## GOAL
Transcribe all the entries word for word, skipping the pictures.

## Extracts from a graphics dataset

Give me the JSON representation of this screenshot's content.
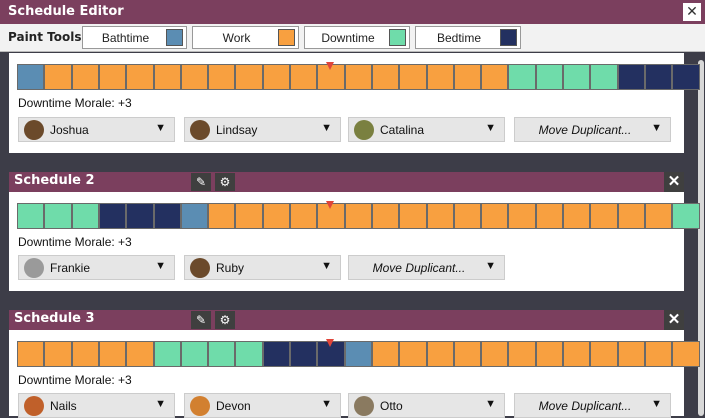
{
  "window": {
    "title": "Schedule Editor"
  },
  "toolbar": {
    "label": "Paint Tools:",
    "tools": [
      {
        "name": "Bathtime",
        "color": "#5b8db3"
      },
      {
        "name": "Work",
        "color": "#f8a040"
      },
      {
        "name": "Downtime",
        "color": "#6fdcaa"
      },
      {
        "name": "Bedtime",
        "color": "#233060"
      }
    ]
  },
  "colors": {
    "header": "#7b3f5e",
    "bathtime": "#5b8db3",
    "work": "#f8a040",
    "downtime": "#6fdcaa",
    "bedtime": "#233060",
    "marker": "#e0453a"
  },
  "schedules": [
    {
      "title": "",
      "blocks": [
        "bathtime",
        "work",
        "work",
        "work",
        "work",
        "work",
        "work",
        "work",
        "work",
        "work",
        "work",
        "work",
        "work",
        "work",
        "work",
        "work",
        "work",
        "work",
        "downtime",
        "downtime",
        "downtime",
        "downtime",
        "bedtime",
        "bedtime",
        "bedtime"
      ],
      "marker_index": 11,
      "morale": "Downtime Morale: +3",
      "duplicants": [
        {
          "name": "Joshua",
          "avatar": "avatar-icon",
          "color": "#6b4a2b"
        },
        {
          "name": "Lindsay",
          "avatar": "avatar-icon",
          "color": "#6b4a2b"
        },
        {
          "name": "Catalina",
          "avatar": "avatar-icon",
          "color": "#7a8040"
        }
      ],
      "move_label": "Move Duplicant..."
    },
    {
      "title": "Schedule 2",
      "blocks": [
        "downtime",
        "downtime",
        "downtime",
        "bedtime",
        "bedtime",
        "bedtime",
        "bathtime",
        "work",
        "work",
        "work",
        "work",
        "work",
        "work",
        "work",
        "work",
        "work",
        "work",
        "work",
        "work",
        "work",
        "work",
        "work",
        "work",
        "work",
        "downtime"
      ],
      "marker_index": 11,
      "morale": "Downtime Morale: +3",
      "duplicants": [
        {
          "name": "Frankie",
          "avatar": "avatar-icon",
          "color": "#9a9a9a"
        },
        {
          "name": "Ruby",
          "avatar": "avatar-icon",
          "color": "#6b4a2b"
        }
      ],
      "move_label": "Move Duplicant..."
    },
    {
      "title": "Schedule 3",
      "blocks": [
        "work",
        "work",
        "work",
        "work",
        "work",
        "downtime",
        "downtime",
        "downtime",
        "downtime",
        "bedtime",
        "bedtime",
        "bedtime",
        "bathtime",
        "work",
        "work",
        "work",
        "work",
        "work",
        "work",
        "work",
        "work",
        "work",
        "work",
        "work",
        "work"
      ],
      "marker_index": 11,
      "morale": "Downtime Morale: +3",
      "duplicants": [
        {
          "name": "Nails",
          "avatar": "avatar-icon",
          "color": "#c0602a"
        },
        {
          "name": "Devon",
          "avatar": "avatar-icon",
          "color": "#d28030"
        },
        {
          "name": "Otto",
          "avatar": "avatar-icon",
          "color": "#8a7a60"
        }
      ],
      "move_label": "Move Duplicant..."
    }
  ]
}
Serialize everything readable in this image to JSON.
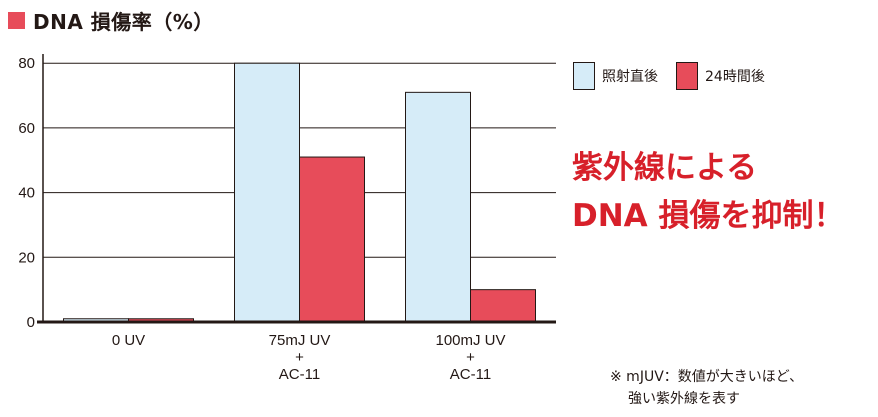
{
  "header": {
    "title": "DNA 損傷率（%）"
  },
  "colors": {
    "series_1": "#d6ecf8",
    "series_2": "#e74c5a",
    "title_square": "#e74c5a",
    "headline": "#d7202a"
  },
  "chart_data": {
    "type": "bar",
    "title": "DNA 損傷率（%）",
    "xlabel": "",
    "ylabel": "",
    "ylim": [
      0,
      81
    ],
    "yticks": [
      0,
      20,
      40,
      60,
      80
    ],
    "grid": true,
    "legend_position": "top-right",
    "categories": [
      [
        "0 UV"
      ],
      [
        "75mJ UV",
        "+",
        "AC-11"
      ],
      [
        "100mJ UV",
        "+",
        "AC-11"
      ]
    ],
    "series": [
      {
        "name": "照射直後",
        "values": [
          1,
          80,
          71
        ]
      },
      {
        "name": "24時間後",
        "values": [
          1,
          51,
          10
        ]
      }
    ]
  },
  "legend": {
    "items": [
      {
        "label": "照射直後"
      },
      {
        "label": "24時間後"
      }
    ]
  },
  "headline": {
    "line1": "紫外線による",
    "line2": "DNA 損傷を抑制！"
  },
  "note": {
    "line1": "※ mJUV：数値が大きいほど、",
    "line2": "強い紫外線を表す"
  }
}
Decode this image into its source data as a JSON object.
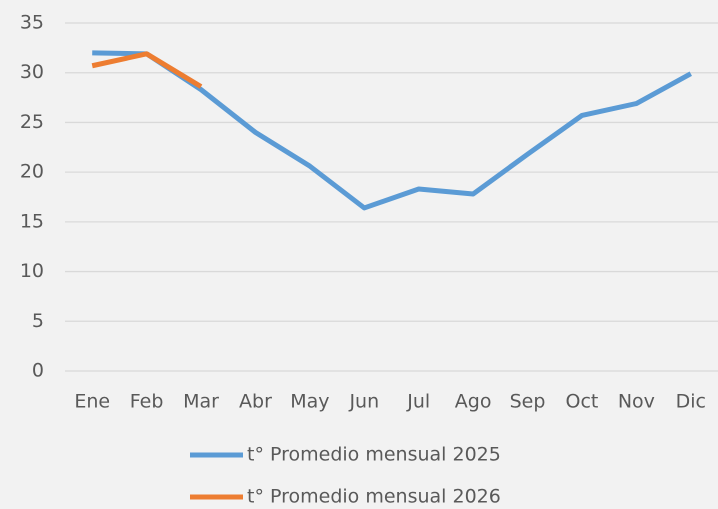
{
  "chart_data": {
    "type": "line",
    "categories": [
      "Ene",
      "Feb",
      "Mar",
      "Abr",
      "May",
      "Jun",
      "Jul",
      "Ago",
      "Sep",
      "Oct",
      "Nov",
      "Dic"
    ],
    "series": [
      {
        "name": "t° Promedio mensual 2025",
        "color": "#5b9bd5",
        "values": [
          32.0,
          31.9,
          28.3,
          24.0,
          20.6,
          16.4,
          18.3,
          17.8,
          21.8,
          25.7,
          26.9,
          29.9
        ]
      },
      {
        "name": "t° Promedio mensual 2026",
        "color": "#ed7d31",
        "values": [
          30.7,
          31.9,
          28.6,
          null,
          null,
          null,
          null,
          null,
          null,
          null,
          null,
          null
        ]
      }
    ],
    "ylim": [
      0,
      35
    ],
    "yticks": [
      0,
      5,
      10,
      15,
      20,
      25,
      30,
      35
    ],
    "grid": true,
    "legend": "bottom"
  }
}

## SOLUTION TO THE EXERCISE
Give me the JSON representation of this screenshot's content.
{
  "window": {
    "title": "Schedule Editor"
  },
  "toolbar": {
    "label": "Paint Tools:",
    "tools": [
      {
        "name": "Bathtime",
        "color": "#5b8db3"
      },
      {
        "name": "Work",
        "color": "#f8a040"
      },
      {
        "name": "Downtime",
        "color": "#6fdcaa"
      },
      {
        "name": "Bedtime",
        "color": "#233060"
      }
    ]
  },
  "colors": {
    "header": "#7b3f5e",
    "bathtime": "#5b8db3",
    "work": "#f8a040",
    "downtime": "#6fdcaa",
    "bedtime": "#233060",
    "marker": "#e0453a"
  },
  "schedules": [
    {
      "title": "",
      "blocks": [
        "bathtime",
        "work",
        "work",
        "work",
        "work",
        "work",
        "work",
        "work",
        "work",
        "work",
        "work",
        "work",
        "work",
        "work",
        "work",
        "work",
        "work",
        "work",
        "downtime",
        "downtime",
        "downtime",
        "downtime",
        "bedtime",
        "bedtime",
        "bedtime"
      ],
      "marker_index": 11,
      "morale": "Downtime Morale: +3",
      "duplicants": [
        {
          "name": "Joshua",
          "avatar": "avatar-icon",
          "color": "#6b4a2b"
        },
        {
          "name": "Lindsay",
          "avatar": "avatar-icon",
          "color": "#6b4a2b"
        },
        {
          "name": "Catalina",
          "avatar": "avatar-icon",
          "color": "#7a8040"
        }
      ],
      "move_label": "Move Duplicant..."
    },
    {
      "title": "Schedule 2",
      "blocks": [
        "downtime",
        "downtime",
        "downtime",
        "bedtime",
        "bedtime",
        "bedtime",
        "bathtime",
        "work",
        "work",
        "work",
        "work",
        "work",
        "work",
        "work",
        "work",
        "work",
        "work",
        "work",
        "work",
        "work",
        "work",
        "work",
        "work",
        "work",
        "downtime"
      ],
      "marker_index": 11,
      "morale": "Downtime Morale: +3",
      "duplicants": [
        {
          "name": "Frankie",
          "avatar": "avatar-icon",
          "color": "#9a9a9a"
        },
        {
          "name": "Ruby",
          "avatar": "avatar-icon",
          "color": "#6b4a2b"
        }
      ],
      "move_label": "Move Duplicant..."
    },
    {
      "title": "Schedule 3",
      "blocks": [
        "work",
        "work",
        "work",
        "work",
        "work",
        "downtime",
        "downtime",
        "downtime",
        "downtime",
        "bedtime",
        "bedtime",
        "bedtime",
        "bathtime",
        "work",
        "work",
        "work",
        "work",
        "work",
        "work",
        "work",
        "work",
        "work",
        "work",
        "work",
        "work"
      ],
      "marker_index": 11,
      "morale": "Downtime Morale: +3",
      "duplicants": [
        {
          "name": "Nails",
          "avatar": "avatar-icon",
          "color": "#c0602a"
        },
        {
          "name": "Devon",
          "avatar": "avatar-icon",
          "color": "#d28030"
        },
        {
          "name": "Otto",
          "avatar": "avatar-icon",
          "color": "#8a7a60"
        }
      ],
      "move_label": "Move Duplicant..."
    }
  ]
}
Serialize everything readable in this image to JSON.
{
  "header": {
    "title": "DNA 損傷率（%）"
  },
  "colors": {
    "series_1": "#d6ecf8",
    "series_2": "#e74c5a",
    "title_square": "#e74c5a",
    "headline": "#d7202a"
  },
  "chart_data": {
    "type": "bar",
    "title": "DNA 損傷率（%）",
    "xlabel": "",
    "ylabel": "",
    "ylim": [
      0,
      81
    ],
    "yticks": [
      0,
      20,
      40,
      60,
      80
    ],
    "grid": true,
    "legend_position": "top-right",
    "categories": [
      [
        "0 UV"
      ],
      [
        "75mJ UV",
        "+",
        "AC-11"
      ],
      [
        "100mJ UV",
        "+",
        "AC-11"
      ]
    ],
    "series": [
      {
        "name": "照射直後",
        "values": [
          1,
          80,
          71
        ]
      },
      {
        "name": "24時間後",
        "values": [
          1,
          51,
          10
        ]
      }
    ]
  },
  "legend": {
    "items": [
      {
        "label": "照射直後"
      },
      {
        "label": "24時間後"
      }
    ]
  },
  "headline": {
    "line1": "紫外線による",
    "line2": "DNA 損傷を抑制！"
  },
  "note": {
    "line1": "※ mJUV：数値が大きいほど、",
    "line2": "強い紫外線を表す"
  }
}
Decode this image into its source data as a JSON object.
{
  "chart_data": {
    "type": "line",
    "categories": [
      "Ene",
      "Feb",
      "Mar",
      "Abr",
      "May",
      "Jun",
      "Jul",
      "Ago",
      "Sep",
      "Oct",
      "Nov",
      "Dic"
    ],
    "series": [
      {
        "name": "t° Promedio mensual 2025",
        "color": "#5b9bd5",
        "values": [
          32.0,
          31.9,
          28.3,
          24.0,
          20.6,
          16.4,
          18.3,
          17.8,
          21.8,
          25.7,
          26.9,
          29.9
        ]
      },
      {
        "name": "t° Promedio mensual 2026",
        "color": "#ed7d31",
        "values": [
          30.7,
          31.9,
          28.6,
          null,
          null,
          null,
          null,
          null,
          null,
          null,
          null,
          null
        ]
      }
    ],
    "ylim": [
      0,
      35
    ],
    "yticks": [
      0,
      5,
      10,
      15,
      20,
      25,
      30,
      35
    ],
    "grid": true,
    "legend": "bottom"
  }
}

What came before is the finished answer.